> **Aufgabe**
Zitieren Sie sämtliche folgenden Zeilen vollständig und ohne jede Änderung.

> **Ausgangsdaten**
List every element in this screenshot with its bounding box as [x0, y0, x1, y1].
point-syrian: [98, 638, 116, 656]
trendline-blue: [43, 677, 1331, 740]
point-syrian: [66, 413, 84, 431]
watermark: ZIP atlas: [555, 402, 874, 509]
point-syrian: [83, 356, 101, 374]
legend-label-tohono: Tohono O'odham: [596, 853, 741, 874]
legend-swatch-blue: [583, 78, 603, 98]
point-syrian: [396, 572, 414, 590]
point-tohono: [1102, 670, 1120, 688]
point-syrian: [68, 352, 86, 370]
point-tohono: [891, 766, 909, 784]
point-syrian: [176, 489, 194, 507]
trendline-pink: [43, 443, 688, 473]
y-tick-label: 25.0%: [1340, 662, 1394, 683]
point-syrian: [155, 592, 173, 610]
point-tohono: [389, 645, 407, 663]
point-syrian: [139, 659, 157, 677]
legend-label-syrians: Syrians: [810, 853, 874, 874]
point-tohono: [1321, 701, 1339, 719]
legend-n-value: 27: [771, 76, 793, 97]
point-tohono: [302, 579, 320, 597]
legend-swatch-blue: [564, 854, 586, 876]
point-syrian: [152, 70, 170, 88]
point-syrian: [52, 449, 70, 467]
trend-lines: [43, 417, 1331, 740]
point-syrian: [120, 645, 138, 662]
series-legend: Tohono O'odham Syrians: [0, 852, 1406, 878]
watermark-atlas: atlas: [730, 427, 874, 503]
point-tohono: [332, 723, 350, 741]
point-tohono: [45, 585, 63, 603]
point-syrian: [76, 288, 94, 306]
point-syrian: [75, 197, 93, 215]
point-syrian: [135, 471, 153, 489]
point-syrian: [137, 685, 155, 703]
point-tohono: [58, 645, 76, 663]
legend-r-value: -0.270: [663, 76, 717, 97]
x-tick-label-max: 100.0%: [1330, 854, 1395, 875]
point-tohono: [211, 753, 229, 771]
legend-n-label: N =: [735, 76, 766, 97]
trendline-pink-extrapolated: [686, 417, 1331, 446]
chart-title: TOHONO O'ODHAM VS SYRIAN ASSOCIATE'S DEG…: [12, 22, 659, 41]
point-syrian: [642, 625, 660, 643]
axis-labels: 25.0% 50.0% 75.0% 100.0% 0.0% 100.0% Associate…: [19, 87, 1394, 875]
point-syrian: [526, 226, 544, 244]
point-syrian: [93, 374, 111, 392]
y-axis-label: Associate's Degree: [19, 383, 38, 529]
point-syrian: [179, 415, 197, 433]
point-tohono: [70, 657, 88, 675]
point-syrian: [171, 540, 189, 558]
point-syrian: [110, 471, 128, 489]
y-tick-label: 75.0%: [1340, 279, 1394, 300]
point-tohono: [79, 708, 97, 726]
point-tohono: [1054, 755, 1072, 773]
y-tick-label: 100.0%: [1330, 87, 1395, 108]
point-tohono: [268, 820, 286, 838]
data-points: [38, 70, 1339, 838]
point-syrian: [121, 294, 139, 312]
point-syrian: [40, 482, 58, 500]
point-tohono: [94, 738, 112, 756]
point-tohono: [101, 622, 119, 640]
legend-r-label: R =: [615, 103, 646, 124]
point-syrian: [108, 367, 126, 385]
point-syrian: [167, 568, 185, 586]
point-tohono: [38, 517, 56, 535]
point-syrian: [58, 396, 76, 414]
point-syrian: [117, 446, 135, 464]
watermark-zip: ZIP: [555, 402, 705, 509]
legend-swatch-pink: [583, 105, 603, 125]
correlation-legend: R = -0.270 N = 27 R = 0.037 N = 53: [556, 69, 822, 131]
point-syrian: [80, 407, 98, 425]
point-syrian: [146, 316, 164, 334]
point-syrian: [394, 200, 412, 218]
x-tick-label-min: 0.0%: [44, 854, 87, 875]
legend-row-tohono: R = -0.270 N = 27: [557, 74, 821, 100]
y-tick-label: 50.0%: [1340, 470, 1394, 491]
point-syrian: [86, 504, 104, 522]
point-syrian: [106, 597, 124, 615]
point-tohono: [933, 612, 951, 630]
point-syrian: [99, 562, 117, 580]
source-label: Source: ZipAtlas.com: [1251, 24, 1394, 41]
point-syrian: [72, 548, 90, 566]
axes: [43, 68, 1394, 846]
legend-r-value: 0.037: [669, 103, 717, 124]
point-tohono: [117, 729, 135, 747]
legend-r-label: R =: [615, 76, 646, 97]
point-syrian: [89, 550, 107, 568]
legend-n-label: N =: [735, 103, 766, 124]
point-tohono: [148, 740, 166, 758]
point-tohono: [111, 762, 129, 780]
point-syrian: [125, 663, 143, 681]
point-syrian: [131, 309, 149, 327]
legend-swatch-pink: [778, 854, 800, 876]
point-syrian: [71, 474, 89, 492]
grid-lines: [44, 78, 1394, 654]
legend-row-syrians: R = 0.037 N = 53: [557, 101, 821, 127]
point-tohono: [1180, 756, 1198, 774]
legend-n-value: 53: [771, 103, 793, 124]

> **Richtiges Ergebnis**
List every element in this screenshot with its bounding box as [x0, y0, x1, y1].
point-syrian: [98, 638, 116, 656]
trendline-blue: [43, 677, 1331, 740]
point-syrian: [66, 413, 84, 431]
watermark: ZIP atlas: [555, 402, 874, 509]
point-syrian: [83, 356, 101, 374]
legend-label-tohono: Tohono O'odham: [596, 853, 741, 874]
legend-swatch-blue: [583, 78, 603, 98]
point-syrian: [396, 572, 414, 590]
point-tohono: [1102, 670, 1120, 688]
point-syrian: [68, 352, 86, 370]
point-tohono: [891, 766, 909, 784]
point-syrian: [176, 489, 194, 507]
trendline-pink: [43, 443, 688, 473]
y-tick-label: 25.0%: [1340, 662, 1394, 683]
point-syrian: [155, 592, 173, 610]
point-tohono: [389, 645, 407, 663]
point-syrian: [139, 659, 157, 677]
legend-label-syrians: Syrians: [810, 853, 874, 874]
point-tohono: [1321, 701, 1339, 719]
legend-n-value: 27: [771, 76, 793, 97]
point-tohono: [302, 579, 320, 597]
legend-swatch-blue: [564, 854, 586, 876]
point-syrian: [152, 70, 170, 88]
point-syrian: [52, 449, 70, 467]
trend-lines: [43, 417, 1331, 740]
point-syrian: [120, 645, 138, 662]
series-legend: Tohono O'odham Syrians: [0, 852, 1406, 878]
watermark-atlas: atlas: [730, 427, 874, 503]
point-tohono: [332, 723, 350, 741]
point-tohono: [45, 585, 63, 603]
point-syrian: [76, 288, 94, 306]
point-syrian: [75, 197, 93, 215]
point-syrian: [135, 471, 153, 489]
point-syrian: [137, 685, 155, 703]
point-tohono: [58, 645, 76, 663]
legend-r-value: -0.270: [663, 76, 717, 97]
x-tick-label-max: 100.0%: [1330, 854, 1395, 875]
point-tohono: [211, 753, 229, 771]
legend-n-label: N =: [735, 76, 766, 97]
trendline-pink-extrapolated: [686, 417, 1331, 446]
chart-title: TOHONO O'ODHAM VS SYRIAN ASSOCIATE'S DEG…: [12, 22, 659, 41]
point-syrian: [642, 625, 660, 643]
axis-labels: 25.0% 50.0% 75.0% 100.0% 0.0% 100.0% Associate…: [19, 87, 1394, 875]
point-syrian: [526, 226, 544, 244]
point-syrian: [93, 374, 111, 392]
y-axis-label: Associate's Degree: [19, 383, 38, 529]
point-syrian: [179, 415, 197, 433]
point-tohono: [70, 657, 88, 675]
point-syrian: [171, 540, 189, 558]
point-syrian: [110, 471, 128, 489]
y-tick-label: 75.0%: [1340, 279, 1394, 300]
point-tohono: [79, 708, 97, 726]
point-tohono: [1054, 755, 1072, 773]
y-tick-label: 100.0%: [1330, 87, 1395, 108]
point-tohono: [268, 820, 286, 838]
data-points: [38, 70, 1339, 838]
point-syrian: [121, 294, 139, 312]
point-syrian: [40, 482, 58, 500]
point-tohono: [94, 738, 112, 756]
point-tohono: [101, 622, 119, 640]
legend-r-label: R =: [615, 103, 646, 124]
point-syrian: [108, 367, 126, 385]
point-syrian: [167, 568, 185, 586]
point-tohono: [38, 517, 56, 535]
point-syrian: [58, 396, 76, 414]
point-syrian: [117, 446, 135, 464]
watermark-zip: ZIP: [555, 402, 705, 509]
legend-swatch-pink: [583, 105, 603, 125]
correlation-legend: R = -0.270 N = 27 R = 0.037 N = 53: [556, 69, 822, 131]
point-syrian: [80, 407, 98, 425]
point-syrian: [146, 316, 164, 334]
point-syrian: [394, 200, 412, 218]
x-tick-label-min: 0.0%: [44, 854, 87, 875]
legend-row-tohono: R = -0.270 N = 27: [557, 74, 821, 100]
y-tick-label: 50.0%: [1340, 470, 1394, 491]
point-syrian: [86, 504, 104, 522]
point-syrian: [106, 597, 124, 615]
point-tohono: [933, 612, 951, 630]
point-syrian: [99, 562, 117, 580]
source-label: Source: ZipAtlas.com: [1251, 24, 1394, 41]
point-syrian: [72, 548, 90, 566]
axes: [43, 68, 1394, 846]
legend-r-value: 0.037: [669, 103, 717, 124]
point-tohono: [117, 729, 135, 747]
legend-r-label: R =: [615, 76, 646, 97]
point-syrian: [89, 550, 107, 568]
legend-n-label: N =: [735, 103, 766, 124]
point-tohono: [148, 740, 166, 758]
point-tohono: [111, 762, 129, 780]
point-syrian: [125, 663, 143, 681]
point-syrian: [131, 309, 149, 327]
legend-swatch-pink: [778, 854, 800, 876]
point-syrian: [71, 474, 89, 492]
grid-lines: [44, 78, 1394, 654]
legend-row-syrians: R = 0.037 N = 53: [557, 101, 821, 127]
point-tohono: [1180, 756, 1198, 774]
legend-n-value: 53: [771, 103, 793, 124]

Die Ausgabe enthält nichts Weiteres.